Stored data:

=====

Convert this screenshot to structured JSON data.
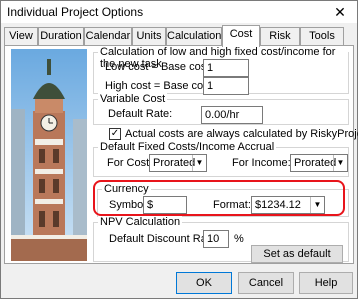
{
  "window": {
    "title": "Individual Project Options",
    "close_glyph": "✕"
  },
  "tabs": [
    {
      "label": "View"
    },
    {
      "label": "Duration"
    },
    {
      "label": "Calendar"
    },
    {
      "label": "Units"
    },
    {
      "label": "Calculation"
    },
    {
      "label": "Cost",
      "active": true
    },
    {
      "label": "Risk"
    },
    {
      "label": "Tools"
    }
  ],
  "fixed_cost": {
    "title": "Calculation of low and high fixed cost/income for the new task",
    "low_label": "Low cost = Base cost *",
    "low_value": "1",
    "high_label": "High cost = Base cost *",
    "high_value": "1"
  },
  "variable_cost": {
    "title": "Variable Cost",
    "rate_label": "Default Rate:",
    "rate_value": "0.00/hr"
  },
  "actual_costs": {
    "label": "Actual costs are always calculated by RiskyProject",
    "checked": true
  },
  "accrual": {
    "title": "Default Fixed Costs/Income Accrual",
    "costs_label": "For Costs:",
    "costs_value": "Prorated",
    "income_label": "For Income:",
    "income_value": "Prorated"
  },
  "currency": {
    "title": "Currency",
    "symbol_label": "Symbol:",
    "symbol_value": "$",
    "format_label": "Format:",
    "format_value": "$1234.12",
    "highlight_color": "#e8141b"
  },
  "npv": {
    "title": "NPV Calculation",
    "rate_label": "Default Discount Rate:",
    "rate_value": "10",
    "unit": "%",
    "set_default_label": "Set as default"
  },
  "buttons": {
    "ok": "OK",
    "cancel": "Cancel",
    "help": "Help"
  }
}
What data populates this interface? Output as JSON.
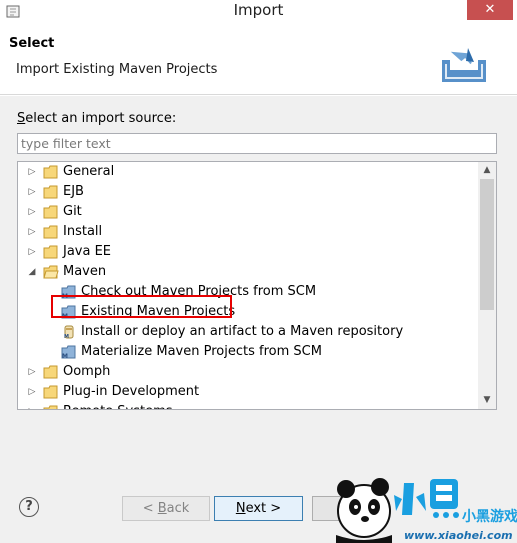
{
  "window": {
    "title": "Import",
    "close_symbol": "✕"
  },
  "header": {
    "title": "Select",
    "description": "Import Existing Maven Projects"
  },
  "source": {
    "label_prefix": "S",
    "label_rest": "elect an import source:",
    "filter_placeholder": "type filter text"
  },
  "tree": {
    "items": [
      {
        "label": "General",
        "icon": "folder-icon",
        "expanded": false
      },
      {
        "label": "EJB",
        "icon": "folder-icon",
        "expanded": false
      },
      {
        "label": "Git",
        "icon": "folder-icon",
        "expanded": false
      },
      {
        "label": "Install",
        "icon": "folder-icon",
        "expanded": false
      },
      {
        "label": "Java EE",
        "icon": "folder-icon",
        "expanded": false
      },
      {
        "label": "Maven",
        "icon": "folder-open-icon",
        "expanded": true
      },
      {
        "label": "Check out Maven Projects from SCM",
        "icon": "maven-project-icon"
      },
      {
        "label": "Existing Maven Projects",
        "icon": "maven-project-icon",
        "selected": true
      },
      {
        "label": "Install or deploy an artifact to a Maven repository",
        "icon": "maven-jar-icon"
      },
      {
        "label": "Materialize Maven Projects from SCM",
        "icon": "maven-project-icon"
      },
      {
        "label": "Oomph",
        "icon": "folder-icon",
        "expanded": false
      },
      {
        "label": "Plug-in Development",
        "icon": "folder-icon",
        "expanded": false
      },
      {
        "label": "Remote Systems",
        "icon": "folder-icon",
        "expanded": false
      }
    ]
  },
  "buttons": {
    "help": "?",
    "back_prefix": "< ",
    "back_key": "B",
    "back_rest": "ack",
    "next_key": "N",
    "next_rest": "ext >"
  },
  "watermark": {
    "text": "小黑游戏",
    "url": "www.xiaohei.com"
  },
  "colors": {
    "highlight_border": "#e60000",
    "close_button": "#c75050",
    "primary_button_border": "#3c7fb1"
  }
}
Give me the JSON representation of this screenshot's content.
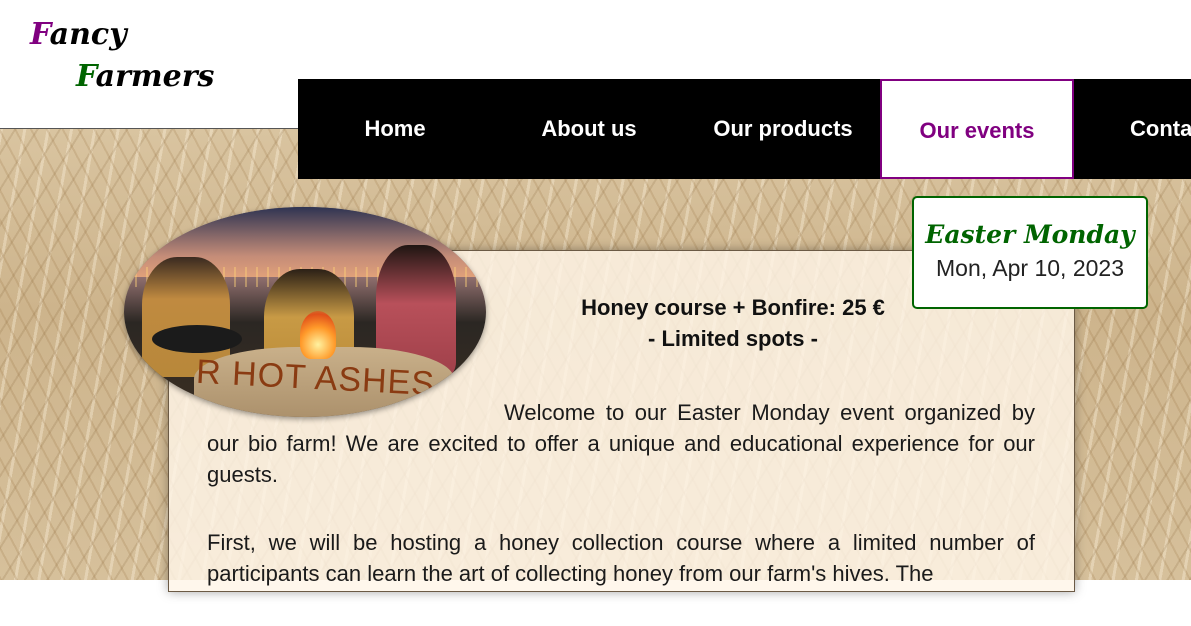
{
  "logo": {
    "line1_cap": "F",
    "line1_rest": "ancy",
    "line2_cap": "F",
    "line2_rest": "armers"
  },
  "nav": {
    "items": [
      {
        "label": "Home"
      },
      {
        "label": "About us"
      },
      {
        "label": "Our products"
      },
      {
        "label": "Our events",
        "active": true
      },
      {
        "label": "Contact"
      }
    ]
  },
  "event": {
    "name": "Easter Monday",
    "date": "Mon, Apr 10, 2023"
  },
  "headline": {
    "line1": "Honey course + Bonfire: 25 €",
    "line2": "- Limited spots -"
  },
  "photo": {
    "sign_text": "R HOT ASHES"
  },
  "content": {
    "paragraph1": "Welcome to our Easter Monday event organized by our bio farm! We are excited to offer a unique and educational experience for our guests.",
    "paragraph2": "First, we will be hosting a honey collection course where a limited number of participants can learn the art of collecting honey from our farm's hives. The"
  },
  "colors": {
    "accent_purple": "#800080",
    "accent_green": "#006400",
    "nav_bg": "#000000"
  }
}
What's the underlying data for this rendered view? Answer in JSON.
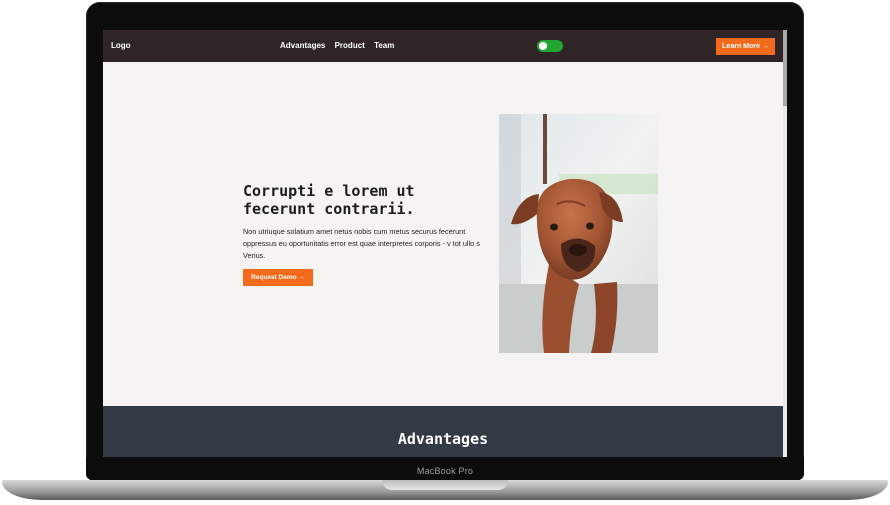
{
  "device": {
    "label": "MacBook Pro"
  },
  "nav": {
    "logo": "Logo",
    "links": [
      "Advantages",
      "Product",
      "Team"
    ],
    "theme_toggle": {
      "state": "on",
      "color": "#23a531"
    },
    "cta": "Learn More →"
  },
  "hero": {
    "title": "Corrupti e lorem ut fecerunt contrarii.",
    "body": "Non utriuque solatium amet netus nobis cum metus securus fecerunt oppressus eu oportunitatis error est quae interpretes corporis - v tot ullo s Verius.",
    "button": "Request Demo →",
    "image": "brown-dog-photo"
  },
  "section": {
    "title": "Advantages"
  },
  "colors": {
    "nav_bg": "#2f2526",
    "accent": "#f26b1d",
    "page_bg": "#f6f3f3",
    "section_bg": "#323a44"
  }
}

=====

_To be done_: All records above are to be printed exactly, minus the pictures they contain.

_Solution for this exercise_:
Convert this screenshot to structured JSON data.
{
  "window": {
    "title": "Individual Project Options",
    "close_glyph": "✕"
  },
  "tabs": [
    {
      "label": "View"
    },
    {
      "label": "Duration"
    },
    {
      "label": "Calendar"
    },
    {
      "label": "Units"
    },
    {
      "label": "Calculation"
    },
    {
      "label": "Cost",
      "active": true
    },
    {
      "label": "Risk"
    },
    {
      "label": "Tools"
    }
  ],
  "fixed_cost": {
    "title": "Calculation of low and high fixed cost/income for the new task",
    "low_label": "Low cost = Base cost *",
    "low_value": "1",
    "high_label": "High cost = Base cost *",
    "high_value": "1"
  },
  "variable_cost": {
    "title": "Variable Cost",
    "rate_label": "Default Rate:",
    "rate_value": "0.00/hr"
  },
  "actual_costs": {
    "label": "Actual costs are always calculated by RiskyProject",
    "checked": true
  },
  "accrual": {
    "title": "Default Fixed Costs/Income Accrual",
    "costs_label": "For Costs:",
    "costs_value": "Prorated",
    "income_label": "For Income:",
    "income_value": "Prorated"
  },
  "currency": {
    "title": "Currency",
    "symbol_label": "Symbol:",
    "symbol_value": "$",
    "format_label": "Format:",
    "format_value": "$1234.12",
    "highlight_color": "#e8141b"
  },
  "npv": {
    "title": "NPV Calculation",
    "rate_label": "Default Discount Rate:",
    "rate_value": "10",
    "unit": "%",
    "set_default_label": "Set as default"
  },
  "buttons": {
    "ok": "OK",
    "cancel": "Cancel",
    "help": "Help"
  }
}
What data populates this interface? Output as JSON.
{
  "window": {
    "title": "Import",
    "close_symbol": "✕"
  },
  "header": {
    "title": "Select",
    "description": "Import Existing Maven Projects"
  },
  "source": {
    "label_prefix": "S",
    "label_rest": "elect an import source:",
    "filter_placeholder": "type filter text"
  },
  "tree": {
    "items": [
      {
        "label": "General",
        "icon": "folder-icon",
        "expanded": false
      },
      {
        "label": "EJB",
        "icon": "folder-icon",
        "expanded": false
      },
      {
        "label": "Git",
        "icon": "folder-icon",
        "expanded": false
      },
      {
        "label": "Install",
        "icon": "folder-icon",
        "expanded": false
      },
      {
        "label": "Java EE",
        "icon": "folder-icon",
        "expanded": false
      },
      {
        "label": "Maven",
        "icon": "folder-open-icon",
        "expanded": true
      },
      {
        "label": "Check out Maven Projects from SCM",
        "icon": "maven-project-icon"
      },
      {
        "label": "Existing Maven Projects",
        "icon": "maven-project-icon",
        "selected": true
      },
      {
        "label": "Install or deploy an artifact to a Maven repository",
        "icon": "maven-jar-icon"
      },
      {
        "label": "Materialize Maven Projects from SCM",
        "icon": "maven-project-icon"
      },
      {
        "label": "Oomph",
        "icon": "folder-icon",
        "expanded": false
      },
      {
        "label": "Plug-in Development",
        "icon": "folder-icon",
        "expanded": false
      },
      {
        "label": "Remote Systems",
        "icon": "folder-icon",
        "expanded": false
      }
    ]
  },
  "buttons": {
    "help": "?",
    "back_prefix": "< ",
    "back_key": "B",
    "back_rest": "ack",
    "next_key": "N",
    "next_rest": "ext >"
  },
  "watermark": {
    "text": "小黑游戏",
    "url": "www.xiaohei.com"
  },
  "colors": {
    "highlight_border": "#e60000",
    "close_button": "#c75050",
    "primary_button_border": "#3c7fb1"
  }
}
Give me the JSON representation of this screenshot's content.
{
  "logo": {
    "line1_cap": "F",
    "line1_rest": "ancy",
    "line2_cap": "F",
    "line2_rest": "armers"
  },
  "nav": {
    "items": [
      {
        "label": "Home"
      },
      {
        "label": "About us"
      },
      {
        "label": "Our products"
      },
      {
        "label": "Our events",
        "active": true
      },
      {
        "label": "Contact"
      }
    ]
  },
  "event": {
    "name": "Easter Monday",
    "date": "Mon, Apr 10, 2023"
  },
  "headline": {
    "line1": "Honey course + Bonfire: 25 €",
    "line2": "- Limited spots -"
  },
  "photo": {
    "sign_text": "R HOT ASHES"
  },
  "content": {
    "paragraph1": "Welcome to our Easter Monday event organized by our bio farm! We are excited to offer a unique and educational experience for our guests.",
    "paragraph2": "First, we will be hosting a honey collection course where a limited number of participants can learn the art of collecting honey from our farm's hives. The"
  },
  "colors": {
    "accent_purple": "#800080",
    "accent_green": "#006400",
    "nav_bg": "#000000"
  }
}
What's the underlying data for this rendered view? Answer in JSON.
{
  "device": {
    "label": "MacBook Pro"
  },
  "nav": {
    "logo": "Logo",
    "links": [
      "Advantages",
      "Product",
      "Team"
    ],
    "theme_toggle": {
      "state": "on",
      "color": "#23a531"
    },
    "cta": "Learn More →"
  },
  "hero": {
    "title": "Corrupti e lorem ut fecerunt contrarii.",
    "body": "Non utriuque solatium amet netus nobis cum metus securus fecerunt oppressus eu oportunitatis error est quae interpretes corporis - v tot ullo s Verius.",
    "button": "Request Demo →",
    "image": "brown-dog-photo"
  },
  "section": {
    "title": "Advantages"
  },
  "colors": {
    "nav_bg": "#2f2526",
    "accent": "#f26b1d",
    "page_bg": "#f6f3f3",
    "section_bg": "#323a44"
  }
}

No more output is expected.